GIVEN TASK:
Locate the string "Restore" in the listing below. Copy every line where it is found.

── RECORD EXTRACTS

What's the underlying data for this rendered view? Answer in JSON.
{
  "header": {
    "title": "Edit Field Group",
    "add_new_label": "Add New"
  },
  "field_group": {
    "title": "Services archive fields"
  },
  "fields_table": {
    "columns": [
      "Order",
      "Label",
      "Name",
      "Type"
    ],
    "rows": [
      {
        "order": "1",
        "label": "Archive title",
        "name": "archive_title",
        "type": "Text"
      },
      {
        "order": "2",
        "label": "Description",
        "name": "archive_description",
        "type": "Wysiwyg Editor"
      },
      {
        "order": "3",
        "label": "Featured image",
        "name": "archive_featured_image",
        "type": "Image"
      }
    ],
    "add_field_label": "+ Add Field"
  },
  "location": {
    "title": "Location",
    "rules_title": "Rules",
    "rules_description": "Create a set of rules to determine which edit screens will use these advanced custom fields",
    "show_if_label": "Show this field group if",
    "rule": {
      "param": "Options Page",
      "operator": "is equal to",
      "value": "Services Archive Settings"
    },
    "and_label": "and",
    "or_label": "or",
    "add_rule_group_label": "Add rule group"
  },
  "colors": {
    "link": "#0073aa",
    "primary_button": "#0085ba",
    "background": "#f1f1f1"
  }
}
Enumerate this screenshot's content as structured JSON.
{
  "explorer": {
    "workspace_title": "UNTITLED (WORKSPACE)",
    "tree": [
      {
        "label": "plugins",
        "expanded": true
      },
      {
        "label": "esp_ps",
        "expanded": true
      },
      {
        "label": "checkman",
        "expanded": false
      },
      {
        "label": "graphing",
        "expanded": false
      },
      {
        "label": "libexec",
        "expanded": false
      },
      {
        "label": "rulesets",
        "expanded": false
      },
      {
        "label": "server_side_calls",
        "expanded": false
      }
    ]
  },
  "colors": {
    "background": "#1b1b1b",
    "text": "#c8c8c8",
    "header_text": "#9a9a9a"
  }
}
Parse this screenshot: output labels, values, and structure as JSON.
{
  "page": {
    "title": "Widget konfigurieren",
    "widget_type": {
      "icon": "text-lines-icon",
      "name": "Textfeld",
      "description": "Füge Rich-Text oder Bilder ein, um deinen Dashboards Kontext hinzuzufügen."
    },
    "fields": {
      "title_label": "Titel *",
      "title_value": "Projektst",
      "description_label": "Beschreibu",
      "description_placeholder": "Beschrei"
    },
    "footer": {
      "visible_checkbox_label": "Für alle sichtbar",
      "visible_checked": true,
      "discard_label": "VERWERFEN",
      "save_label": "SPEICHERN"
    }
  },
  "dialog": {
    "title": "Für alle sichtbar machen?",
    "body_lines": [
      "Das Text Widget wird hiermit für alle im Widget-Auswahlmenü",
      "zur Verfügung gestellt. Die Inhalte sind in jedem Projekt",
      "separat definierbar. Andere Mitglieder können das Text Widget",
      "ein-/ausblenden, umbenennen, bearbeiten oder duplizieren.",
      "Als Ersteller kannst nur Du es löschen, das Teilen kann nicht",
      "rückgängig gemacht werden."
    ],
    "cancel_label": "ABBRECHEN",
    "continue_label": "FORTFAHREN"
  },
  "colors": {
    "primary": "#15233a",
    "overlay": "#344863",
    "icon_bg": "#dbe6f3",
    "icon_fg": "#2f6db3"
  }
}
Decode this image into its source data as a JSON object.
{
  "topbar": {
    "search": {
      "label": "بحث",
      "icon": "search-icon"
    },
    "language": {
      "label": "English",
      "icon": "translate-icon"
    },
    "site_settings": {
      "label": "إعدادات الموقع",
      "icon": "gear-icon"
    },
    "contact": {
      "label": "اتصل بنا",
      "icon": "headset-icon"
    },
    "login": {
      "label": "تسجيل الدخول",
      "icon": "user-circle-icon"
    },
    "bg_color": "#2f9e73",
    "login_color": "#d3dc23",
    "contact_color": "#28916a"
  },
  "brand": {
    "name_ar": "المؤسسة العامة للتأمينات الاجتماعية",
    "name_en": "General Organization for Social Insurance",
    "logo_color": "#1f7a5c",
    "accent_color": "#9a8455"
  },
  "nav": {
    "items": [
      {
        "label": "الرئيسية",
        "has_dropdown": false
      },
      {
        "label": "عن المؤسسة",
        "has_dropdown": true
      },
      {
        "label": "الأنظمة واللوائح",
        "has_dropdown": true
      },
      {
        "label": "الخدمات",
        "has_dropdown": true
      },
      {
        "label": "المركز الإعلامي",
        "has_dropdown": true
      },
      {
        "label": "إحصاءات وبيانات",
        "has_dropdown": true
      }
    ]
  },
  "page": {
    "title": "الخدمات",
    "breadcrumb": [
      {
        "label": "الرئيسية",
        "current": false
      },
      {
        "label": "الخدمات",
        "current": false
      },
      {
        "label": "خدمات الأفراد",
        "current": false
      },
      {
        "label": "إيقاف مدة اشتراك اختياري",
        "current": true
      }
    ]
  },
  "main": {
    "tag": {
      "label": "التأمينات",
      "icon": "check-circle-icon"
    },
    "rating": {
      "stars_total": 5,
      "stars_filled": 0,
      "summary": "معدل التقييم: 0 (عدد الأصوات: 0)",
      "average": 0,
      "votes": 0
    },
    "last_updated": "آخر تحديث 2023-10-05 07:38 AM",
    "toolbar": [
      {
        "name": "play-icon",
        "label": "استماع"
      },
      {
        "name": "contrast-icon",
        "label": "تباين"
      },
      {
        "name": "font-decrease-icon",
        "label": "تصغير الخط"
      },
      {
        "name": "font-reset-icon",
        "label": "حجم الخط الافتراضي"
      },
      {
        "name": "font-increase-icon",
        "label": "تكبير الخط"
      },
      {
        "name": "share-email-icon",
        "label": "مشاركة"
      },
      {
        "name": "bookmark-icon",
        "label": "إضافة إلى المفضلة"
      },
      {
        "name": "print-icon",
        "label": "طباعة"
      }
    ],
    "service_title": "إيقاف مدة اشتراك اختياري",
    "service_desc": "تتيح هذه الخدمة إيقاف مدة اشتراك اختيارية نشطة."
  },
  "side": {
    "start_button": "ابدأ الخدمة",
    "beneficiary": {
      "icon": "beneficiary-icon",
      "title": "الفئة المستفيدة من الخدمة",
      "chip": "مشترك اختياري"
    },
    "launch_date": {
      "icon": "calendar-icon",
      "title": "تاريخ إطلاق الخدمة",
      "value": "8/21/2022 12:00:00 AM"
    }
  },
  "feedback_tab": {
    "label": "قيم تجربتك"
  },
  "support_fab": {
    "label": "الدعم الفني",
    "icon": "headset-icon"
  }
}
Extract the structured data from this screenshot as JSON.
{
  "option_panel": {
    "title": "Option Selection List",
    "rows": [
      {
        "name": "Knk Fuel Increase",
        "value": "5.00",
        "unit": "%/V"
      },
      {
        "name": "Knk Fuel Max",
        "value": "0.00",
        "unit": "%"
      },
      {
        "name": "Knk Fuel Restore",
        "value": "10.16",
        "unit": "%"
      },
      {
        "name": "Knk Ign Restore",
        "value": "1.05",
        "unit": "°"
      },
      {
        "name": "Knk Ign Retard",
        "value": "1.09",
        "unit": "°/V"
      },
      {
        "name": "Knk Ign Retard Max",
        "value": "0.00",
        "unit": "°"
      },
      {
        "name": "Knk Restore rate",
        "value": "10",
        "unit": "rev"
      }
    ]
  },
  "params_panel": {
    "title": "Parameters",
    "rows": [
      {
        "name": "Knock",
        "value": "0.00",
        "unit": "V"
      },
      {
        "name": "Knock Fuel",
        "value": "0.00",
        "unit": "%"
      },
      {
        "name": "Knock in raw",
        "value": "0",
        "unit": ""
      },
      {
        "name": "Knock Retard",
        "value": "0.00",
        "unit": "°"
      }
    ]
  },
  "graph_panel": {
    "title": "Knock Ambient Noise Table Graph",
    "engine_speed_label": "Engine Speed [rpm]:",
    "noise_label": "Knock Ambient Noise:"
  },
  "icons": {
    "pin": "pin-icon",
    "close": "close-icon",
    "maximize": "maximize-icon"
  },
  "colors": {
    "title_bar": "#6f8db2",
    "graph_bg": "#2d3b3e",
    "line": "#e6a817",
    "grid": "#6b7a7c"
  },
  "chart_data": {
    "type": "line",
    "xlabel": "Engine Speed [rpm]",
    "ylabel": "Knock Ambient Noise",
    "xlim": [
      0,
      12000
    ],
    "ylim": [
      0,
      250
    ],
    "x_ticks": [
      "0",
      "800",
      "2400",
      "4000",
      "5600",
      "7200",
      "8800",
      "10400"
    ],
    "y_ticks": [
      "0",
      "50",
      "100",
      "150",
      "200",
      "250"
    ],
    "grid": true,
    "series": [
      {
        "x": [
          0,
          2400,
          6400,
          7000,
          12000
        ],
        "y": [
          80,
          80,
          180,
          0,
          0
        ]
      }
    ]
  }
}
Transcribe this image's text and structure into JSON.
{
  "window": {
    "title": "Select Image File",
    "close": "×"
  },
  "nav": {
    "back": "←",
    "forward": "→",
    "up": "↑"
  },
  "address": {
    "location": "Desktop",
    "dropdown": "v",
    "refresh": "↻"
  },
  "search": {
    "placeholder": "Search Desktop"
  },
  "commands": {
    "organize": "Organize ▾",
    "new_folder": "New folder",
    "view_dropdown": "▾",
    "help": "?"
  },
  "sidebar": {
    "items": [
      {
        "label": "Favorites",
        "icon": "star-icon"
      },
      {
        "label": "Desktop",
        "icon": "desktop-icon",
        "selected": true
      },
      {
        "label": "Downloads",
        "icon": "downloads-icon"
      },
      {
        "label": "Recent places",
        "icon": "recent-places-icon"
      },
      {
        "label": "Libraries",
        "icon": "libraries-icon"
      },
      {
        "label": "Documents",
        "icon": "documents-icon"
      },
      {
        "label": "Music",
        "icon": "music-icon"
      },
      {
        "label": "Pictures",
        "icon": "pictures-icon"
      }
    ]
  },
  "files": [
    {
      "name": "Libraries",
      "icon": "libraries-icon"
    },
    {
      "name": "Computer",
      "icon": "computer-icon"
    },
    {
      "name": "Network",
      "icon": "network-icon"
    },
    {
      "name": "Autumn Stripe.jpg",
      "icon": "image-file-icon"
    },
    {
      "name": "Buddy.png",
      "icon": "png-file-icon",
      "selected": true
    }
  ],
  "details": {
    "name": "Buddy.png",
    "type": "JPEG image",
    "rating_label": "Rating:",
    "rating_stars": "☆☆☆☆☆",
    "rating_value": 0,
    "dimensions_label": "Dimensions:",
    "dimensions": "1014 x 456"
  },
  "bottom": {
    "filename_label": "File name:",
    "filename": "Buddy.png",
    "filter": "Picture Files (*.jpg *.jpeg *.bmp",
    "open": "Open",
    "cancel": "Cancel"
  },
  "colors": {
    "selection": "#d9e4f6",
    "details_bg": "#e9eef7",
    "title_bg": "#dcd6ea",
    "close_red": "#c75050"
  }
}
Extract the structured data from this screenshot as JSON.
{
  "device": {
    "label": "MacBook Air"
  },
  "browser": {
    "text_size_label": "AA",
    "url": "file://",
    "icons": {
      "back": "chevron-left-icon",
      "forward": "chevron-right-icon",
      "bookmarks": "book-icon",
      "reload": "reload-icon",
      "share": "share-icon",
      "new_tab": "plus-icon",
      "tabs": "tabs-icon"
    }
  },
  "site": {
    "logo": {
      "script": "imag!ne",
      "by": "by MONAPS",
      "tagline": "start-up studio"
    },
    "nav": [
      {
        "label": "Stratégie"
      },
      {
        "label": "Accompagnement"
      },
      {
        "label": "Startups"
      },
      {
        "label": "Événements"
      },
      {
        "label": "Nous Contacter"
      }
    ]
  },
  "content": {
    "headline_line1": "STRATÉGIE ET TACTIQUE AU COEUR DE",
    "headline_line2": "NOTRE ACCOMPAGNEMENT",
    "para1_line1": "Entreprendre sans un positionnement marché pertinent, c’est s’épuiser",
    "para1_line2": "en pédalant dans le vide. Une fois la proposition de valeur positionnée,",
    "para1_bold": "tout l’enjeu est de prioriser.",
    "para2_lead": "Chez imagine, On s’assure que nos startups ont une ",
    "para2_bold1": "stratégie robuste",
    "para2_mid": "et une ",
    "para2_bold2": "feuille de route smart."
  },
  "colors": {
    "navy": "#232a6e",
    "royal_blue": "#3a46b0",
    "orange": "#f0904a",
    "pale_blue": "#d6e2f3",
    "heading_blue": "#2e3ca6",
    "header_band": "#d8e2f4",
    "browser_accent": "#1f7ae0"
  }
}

────

SOLUTION:
        "name": "Knk Fuel Restore",
        "name": "Knk Ign Restore",
        "name": "Knk Restore rate",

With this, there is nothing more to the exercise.